### RECORDS FOR PROCESSING:
start

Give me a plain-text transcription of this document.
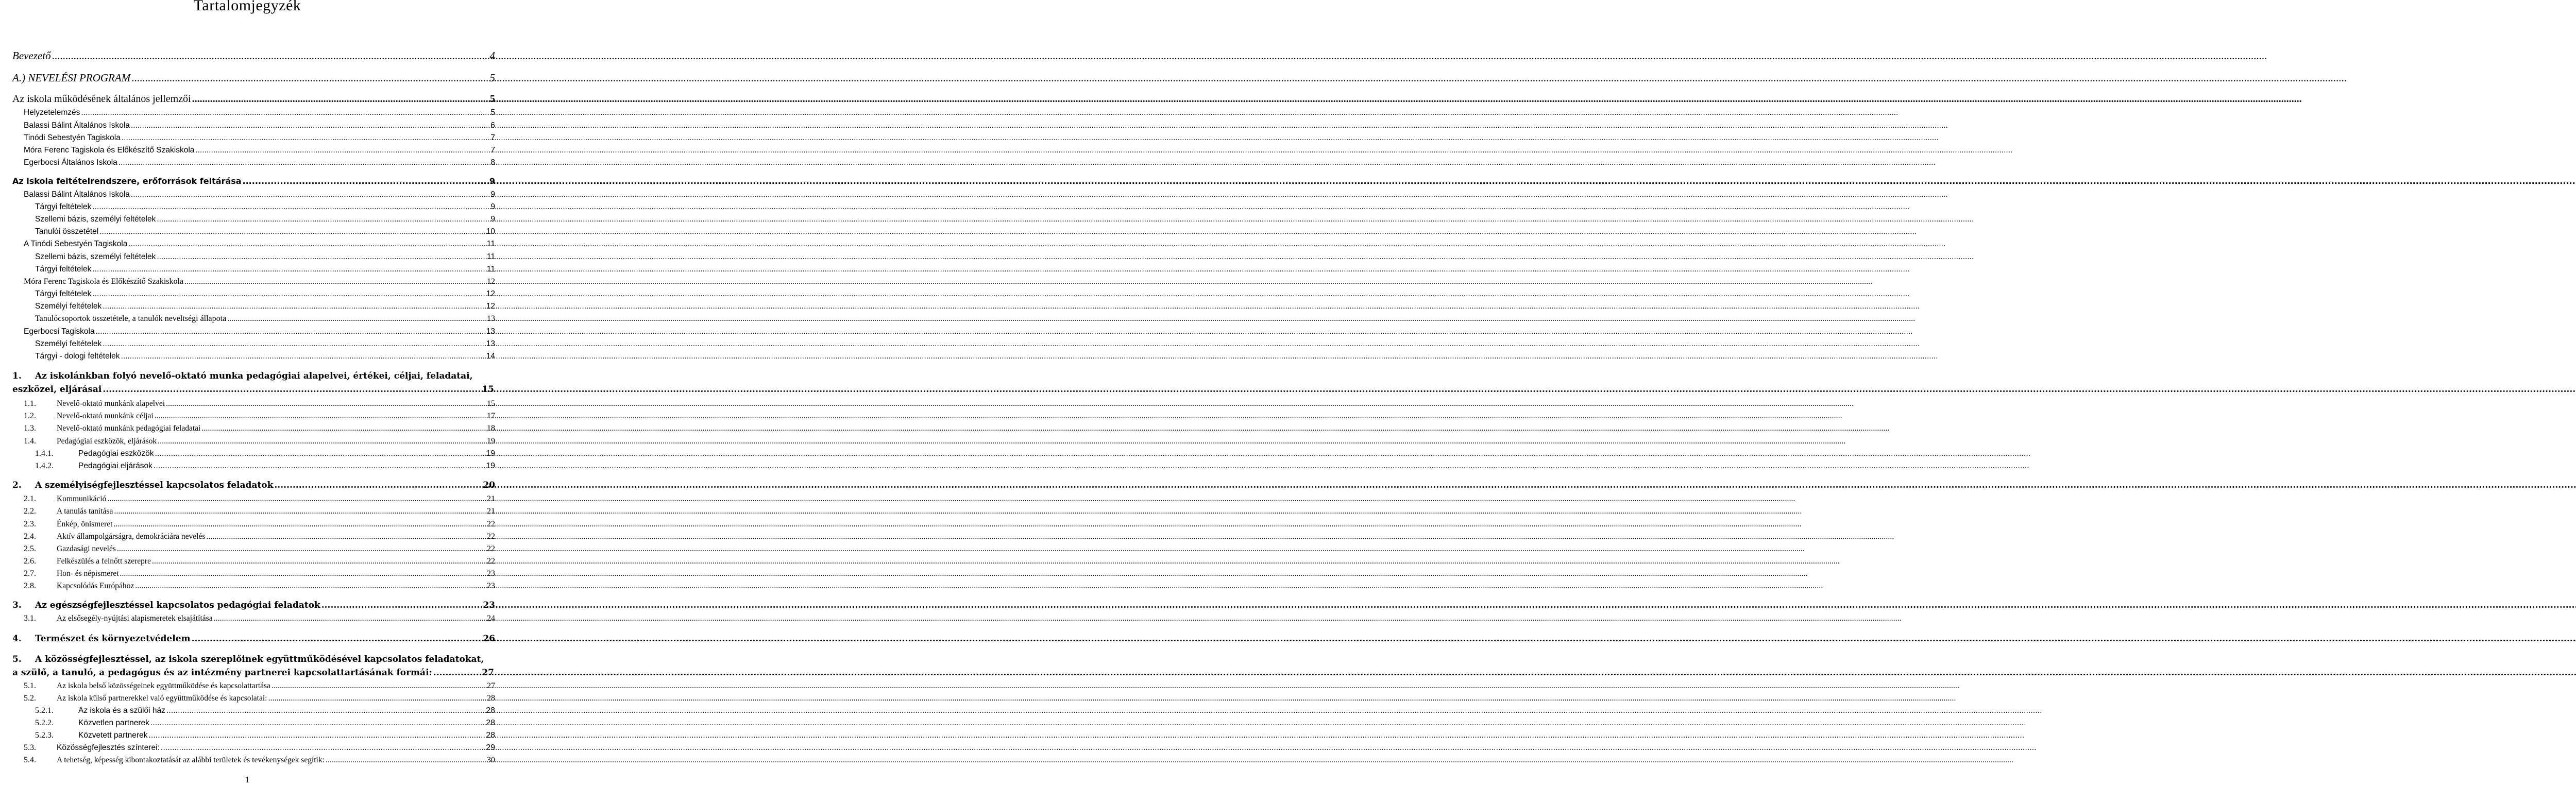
Tartalomjegyzék
Bevezető .....	4
A.) NEVELÉSI PROGRAM .....	5
Az iskola működésének általános jellemzői .....	5
Helyzetelemzés .....	5
Balassi Bálint Általános Iskola .....	6
Tinódi Sebestyén Tagiskola .....	7
Móra Ferenc Tagiskola és Előkészítő Szakiskola .....	7
Egerbocsi Általános Iskola .....	8
Az iskola feltételrendszere, erőforrások feltárása .....	9
Balassi Bálint Általános Iskola .....	9
Tárgyi feltételek .....	9
Szellemi bázis, személyi feltételek .....	9
Tanulói összetétel .....	10
A Tinódi Sebestyén Tagiskola .....	11
Szellemi bázis, személyi feltételek .....	11
Tárgyi feltételek .....	11
Móra Ferenc Tagiskola és Előkészítő Szakiskola .....	12
Tárgyi feltételek .....	12
Személyi feltételek .....	12
Tanulócsoportok összetétele, a tanulók neveltségi állapota .....	13
Egerbocsi Tagiskola .....	13
Személyi feltételek .....	13
Tárgyi - dologi feltételek .....	14
1.	Az iskolánkban folyó nevelő-oktató munka pedagógiai alapelvei, értékei, céljai, feladatai,
eszközei, eljárásai .....	15
1.1.	Nevelő-oktató munkánk alapelvei .....	15
1.2.	Nevelő-oktató munkánk céljai .....	17
1.3.	Nevelő-oktató munkánk pedagógiai feladatai .....	18
1.4.	Pedagógiai eszközök, eljárások .....	19
1.4.1.	Pedagógiai eszközök .....	19
1.4.2.	Pedagógiai eljárások .....	19
2.	A személyiségfejlesztéssel kapcsolatos feladatok .....	20
2.1.	Kommunikáció .....	21
2.2.	A tanulás tanítása .....	21
2.3.	Énkép, önismeret .....	22
2.4.	Aktív állampolgárságra, demokráciára nevelés .....	22
2.5.	Gazdasági nevelés .....	22
2.6.	Felkészülés a felnőtt szerepre .....	22
2.7.	Hon- és népismeret .....	23
2.8.	Kapcsolódás Európához .....	23
3.	Az egészségfejlesztéssel kapcsolatos pedagógiai feladatok .....	23
3.1.	Az elsősegély-nyújtási alapismeretek elsajátítása .....	24
4.	Természet és környezetvédelem .....	26
5.	A közösségfejlesztéssel, az iskola szereplőinek együttműködésével kapcsolatos feladatokat,
a szülő, a tanuló, a pedagógus és az intézmény partnerei kapcsolattartásának formái: .....	27
5.1.	Az iskola belső közösségeinek együttműködése és kapcsolattartása .....	27
5.2.	Az iskola külső partnerekkel való együttműködése és kapcsolatai: .....	28
5.2.1.	Az iskola és a szülői ház .....	28
5.2.2.	Közvetlen partnerek .....	28
5.2.3.	Közvetett partnerek .....	28
5.3.	Közösségfejlesztés színterei: .....	29
5.4.	A tehetség, képesség kibontakoztatását az alábbi területek és tevékenységek segítik: .....	30
1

end

### SET TASK:
Repeat the full listing above exactly, with no pictures in the copy.

### RESPONSE:
Give me a plain-text transcription of this document.
Tartalomjegyzék
Bevezető .....	4
A.) NEVELÉSI PROGRAM .....	5
Az iskola működésének általános jellemzői .....	5
Helyzetelemzés .....	5
Balassi Bálint Általános Iskola .....	6
Tinódi Sebestyén Tagiskola .....	7
Móra Ferenc Tagiskola és Előkészítő Szakiskola .....	7
Egerbocsi Általános Iskola .....	8
Az iskola feltételrendszere, erőforrások feltárása .....	9
Balassi Bálint Általános Iskola .....	9
Tárgyi feltételek .....	9
Szellemi bázis, személyi feltételek .....	9
Tanulói összetétel .....	10
A Tinódi Sebestyén Tagiskola .....	11
Szellemi bázis, személyi feltételek .....	11
Tárgyi feltételek .....	11
Móra Ferenc Tagiskola és Előkészítő Szakiskola .....	12
Tárgyi feltételek .....	12
Személyi feltételek .....	12
Tanulócsoportok összetétele, a tanulók neveltségi állapota .....	13
Egerbocsi Tagiskola .....	13
Személyi feltételek .....	13
Tárgyi - dologi feltételek .....	14
1.	Az iskolánkban folyó nevelő-oktató munka pedagógiai alapelvei, értékei, céljai, feladatai,
eszközei, eljárásai .....	15
1.1.	Nevelő-oktató munkánk alapelvei .....	15
1.2.	Nevelő-oktató munkánk céljai .....	17
1.3.	Nevelő-oktató munkánk pedagógiai feladatai .....	18
1.4.	Pedagógiai eszközök, eljárások .....	19
1.4.1.	Pedagógiai eszközök .....	19
1.4.2.	Pedagógiai eljárások .....	19
2.	A személyiségfejlesztéssel kapcsolatos feladatok .....	20
2.1.	Kommunikáció .....	21
2.2.	A tanulás tanítása .....	21
2.3.	Énkép, önismeret .....	22
2.4.	Aktív állampolgárságra, demokráciára nevelés .....	22
2.5.	Gazdasági nevelés .....	22
2.6.	Felkészülés a felnőtt szerepre .....	22
2.7.	Hon- és népismeret .....	23
2.8.	Kapcsolódás Európához .....	23
3.	Az egészségfejlesztéssel kapcsolatos pedagógiai feladatok .....	23
3.1.	Az elsősegély-nyújtási alapismeretek elsajátítása .....	24
4.	Természet és környezetvédelem .....	26
5.	A közösségfejlesztéssel, az iskola szereplőinek együttműködésével kapcsolatos feladatokat,
a szülő, a tanuló, a pedagógus és az intézmény partnerei kapcsolattartásának formái: .....	27
5.1.	Az iskola belső közösségeinek együttműködése és kapcsolattartása .....	27
5.2.	Az iskola külső partnerekkel való együttműködése és kapcsolatai: .....	28
5.2.1.	Az iskola és a szülői ház .....	28
5.2.2.	Közvetlen partnerek .....	28
5.2.3.	Közvetett partnerek .....	28
5.3.	Közösségfejlesztés színterei: .....	29
5.4.	A tehetség, képesség kibontakoztatását az alábbi területek és tevékenységek segítik: .....	30
1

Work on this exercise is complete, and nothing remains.